**EXERCISE**
Quote every line below exactly as it reads.

**RECORDS SHOWN**
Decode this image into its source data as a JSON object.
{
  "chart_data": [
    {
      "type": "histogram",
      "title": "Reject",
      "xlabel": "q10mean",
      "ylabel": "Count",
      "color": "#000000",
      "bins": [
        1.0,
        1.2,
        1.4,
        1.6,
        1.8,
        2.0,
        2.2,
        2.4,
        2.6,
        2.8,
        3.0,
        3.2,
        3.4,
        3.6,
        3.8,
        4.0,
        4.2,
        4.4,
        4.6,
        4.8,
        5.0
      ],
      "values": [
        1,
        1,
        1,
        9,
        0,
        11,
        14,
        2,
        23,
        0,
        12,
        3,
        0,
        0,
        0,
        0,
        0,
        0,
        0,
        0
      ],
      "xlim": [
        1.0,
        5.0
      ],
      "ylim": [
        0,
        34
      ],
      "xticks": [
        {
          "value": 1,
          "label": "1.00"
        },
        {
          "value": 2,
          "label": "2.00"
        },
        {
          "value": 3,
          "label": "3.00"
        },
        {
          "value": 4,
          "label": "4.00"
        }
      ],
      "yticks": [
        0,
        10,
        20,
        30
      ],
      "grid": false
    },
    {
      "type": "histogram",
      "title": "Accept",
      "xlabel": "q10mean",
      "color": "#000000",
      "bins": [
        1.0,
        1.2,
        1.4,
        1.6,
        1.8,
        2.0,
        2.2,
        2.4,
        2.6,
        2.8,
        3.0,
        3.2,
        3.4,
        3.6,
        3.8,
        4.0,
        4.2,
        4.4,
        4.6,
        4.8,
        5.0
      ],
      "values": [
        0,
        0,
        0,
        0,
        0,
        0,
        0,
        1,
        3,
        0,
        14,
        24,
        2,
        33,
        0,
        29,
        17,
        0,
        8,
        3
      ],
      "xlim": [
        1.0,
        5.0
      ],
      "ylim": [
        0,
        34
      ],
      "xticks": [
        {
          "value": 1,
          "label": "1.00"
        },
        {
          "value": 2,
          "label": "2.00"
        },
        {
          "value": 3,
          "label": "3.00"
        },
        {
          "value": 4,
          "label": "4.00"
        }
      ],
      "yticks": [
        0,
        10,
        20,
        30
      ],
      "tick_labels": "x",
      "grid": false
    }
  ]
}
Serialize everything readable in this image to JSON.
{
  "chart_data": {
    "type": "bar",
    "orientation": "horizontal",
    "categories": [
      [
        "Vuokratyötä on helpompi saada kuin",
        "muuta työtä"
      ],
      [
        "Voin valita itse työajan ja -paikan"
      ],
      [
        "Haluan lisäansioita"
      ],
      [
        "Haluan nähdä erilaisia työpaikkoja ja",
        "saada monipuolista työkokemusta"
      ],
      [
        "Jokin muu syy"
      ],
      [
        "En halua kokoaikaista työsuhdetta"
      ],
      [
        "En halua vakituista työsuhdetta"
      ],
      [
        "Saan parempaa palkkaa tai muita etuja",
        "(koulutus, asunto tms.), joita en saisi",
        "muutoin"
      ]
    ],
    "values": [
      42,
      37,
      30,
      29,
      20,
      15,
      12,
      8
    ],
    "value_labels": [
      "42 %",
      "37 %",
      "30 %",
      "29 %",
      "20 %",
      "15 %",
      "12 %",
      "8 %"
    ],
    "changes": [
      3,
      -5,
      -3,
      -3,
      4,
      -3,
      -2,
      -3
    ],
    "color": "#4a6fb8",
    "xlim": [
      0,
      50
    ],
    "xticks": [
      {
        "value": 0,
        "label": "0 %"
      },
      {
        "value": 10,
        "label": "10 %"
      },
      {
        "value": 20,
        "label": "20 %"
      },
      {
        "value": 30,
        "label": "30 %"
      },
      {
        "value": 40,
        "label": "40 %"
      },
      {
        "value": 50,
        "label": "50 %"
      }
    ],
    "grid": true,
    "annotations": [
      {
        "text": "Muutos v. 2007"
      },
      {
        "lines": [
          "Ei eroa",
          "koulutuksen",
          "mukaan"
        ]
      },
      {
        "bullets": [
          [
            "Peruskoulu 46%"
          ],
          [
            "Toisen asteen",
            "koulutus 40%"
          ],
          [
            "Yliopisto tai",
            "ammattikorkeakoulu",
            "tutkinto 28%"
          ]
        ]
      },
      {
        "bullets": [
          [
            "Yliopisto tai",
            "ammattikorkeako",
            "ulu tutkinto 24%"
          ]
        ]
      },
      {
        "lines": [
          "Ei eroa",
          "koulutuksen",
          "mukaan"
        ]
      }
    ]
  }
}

**FINAL RESULT**
Decode this image into its source data as a JSON object.
{
  "chart_data": [
    {
      "type": "histogram",
      "title": "Reject",
      "xlabel": "q10mean",
      "ylabel": "Count",
      "color": "#000000",
      "bins": [
        1.0,
        1.2,
        1.4,
        1.6,
        1.8,
        2.0,
        2.2,
        2.4,
        2.6,
        2.8,
        3.0,
        3.2,
        3.4,
        3.6,
        3.8,
        4.0,
        4.2,
        4.4,
        4.6,
        4.8,
        5.0
      ],
      "values": [
        1,
        1,
        1,
        9,
        0,
        11,
        14,
        2,
        23,
        0,
        12,
        3,
        0,
        0,
        0,
        0,
        0,
        0,
        0,
        0
      ],
      "xlim": [
        1.0,
        5.0
      ],
      "ylim": [
        0,
        34
      ],
      "xticks": [
        {
          "value": 1,
          "label": "1.00"
        },
        {
          "value": 2,
          "label": "2.00"
        },
        {
          "value": 3,
          "label": "3.00"
        },
        {
          "value": 4,
          "label": "4.00"
        }
      ],
      "yticks": [
        0,
        10,
        20,
        30
      ],
      "grid": false
    },
    {
      "type": "histogram",
      "title": "Accept",
      "xlabel": "q10mean",
      "color": "#000000",
      "bins": [
        1.0,
        1.2,
        1.4,
        1.6,
        1.8,
        2.0,
        2.2,
        2.4,
        2.6,
        2.8,
        3.0,
        3.2,
        3.4,
        3.6,
        3.8,
        4.0,
        4.2,
        4.4,
        4.6,
        4.8,
        5.0
      ],
      "values": [
        0,
        0,
        0,
        0,
        0,
        0,
        0,
        1,
        3,
        0,
        14,
        24,
        2,
        33,
        0,
        29,
        17,
        0,
        8,
        3
      ],
      "xlim": [
        1.0,
        5.0
      ],
      "ylim": [
        0,
        34
      ],
      "xticks": [
        {
          "value": 1,
          "label": "1.00"
        },
        {
          "value": 2,
          "label": "2.00"
        },
        {
          "value": 3,
          "label": "3.00"
        },
        {
          "value": 4,
          "label": "4.00"
        }
      ],
      "yticks": [
        0,
        10,
        20,
        30
      ],
      "tick_labels": "x",
      "grid": false
    }
  ]
}
Serialize everything readable in this image to JSON.
{
  "chart_data": {
    "type": "bar",
    "orientation": "horizontal",
    "categories": [
      [
        "Vuokratyötä on helpompi saada kuin",
        "muuta työtä"
      ],
      [
        "Voin valita itse työajan ja -paikan"
      ],
      [
        "Haluan lisäansioita"
      ],
      [
        "Haluan nähdä erilaisia työpaikkoja ja",
        "saada monipuolista työkokemusta"
      ],
      [
        "Jokin muu syy"
      ],
      [
        "En halua kokoaikaista työsuhdetta"
      ],
      [
        "En halua vakituista työsuhdetta"
      ],
      [
        "Saan parempaa palkkaa tai muita etuja",
        "(koulutus, asunto tms.), joita en saisi",
        "muutoin"
      ]
    ],
    "values": [
      42,
      37,
      30,
      29,
      20,
      15,
      12,
      8
    ],
    "value_labels": [
      "42 %",
      "37 %",
      "30 %",
      "29 %",
      "20 %",
      "15 %",
      "12 %",
      "8 %"
    ],
    "changes": [
      3,
      -5,
      -3,
      -3,
      4,
      -3,
      -2,
      -3
    ],
    "color": "#4a6fb8",
    "xlim": [
      0,
      50
    ],
    "xticks": [
      {
        "value": 0,
        "label": "0 %"
      },
      {
        "value": 10,
        "label": "10 %"
      },
      {
        "value": 20,
        "label": "20 %"
      },
      {
        "value": 30,
        "label": "30 %"
      },
      {
        "value": 40,
        "label": "40 %"
      },
      {
        "value": 50,
        "label": "50 %"
      }
    ],
    "grid": true,
    "annotations": [
      {
        "text": "Muutos v. 2007"
      },
      {
        "lines": [
          "Ei eroa",
          "koulutuksen",
          "mukaan"
        ]
      },
      {
        "bullets": [
          [
            "Peruskoulu 46%"
          ],
          [
            "Toisen asteen",
            "koulutus 40%"
          ],
          [
            "Yliopisto tai",
            "ammattikorkeakoulu",
            "tutkinto 28%"
          ]
        ]
      },
      {
        "bullets": [
          [
            "Yliopisto tai",
            "ammattikorkeako",
            "ulu tutkinto 24%"
          ]
        ]
      },
      {
        "lines": [
          "Ei eroa",
          "koulutuksen",
          "mukaan"
        ]
      }
    ]
  }
}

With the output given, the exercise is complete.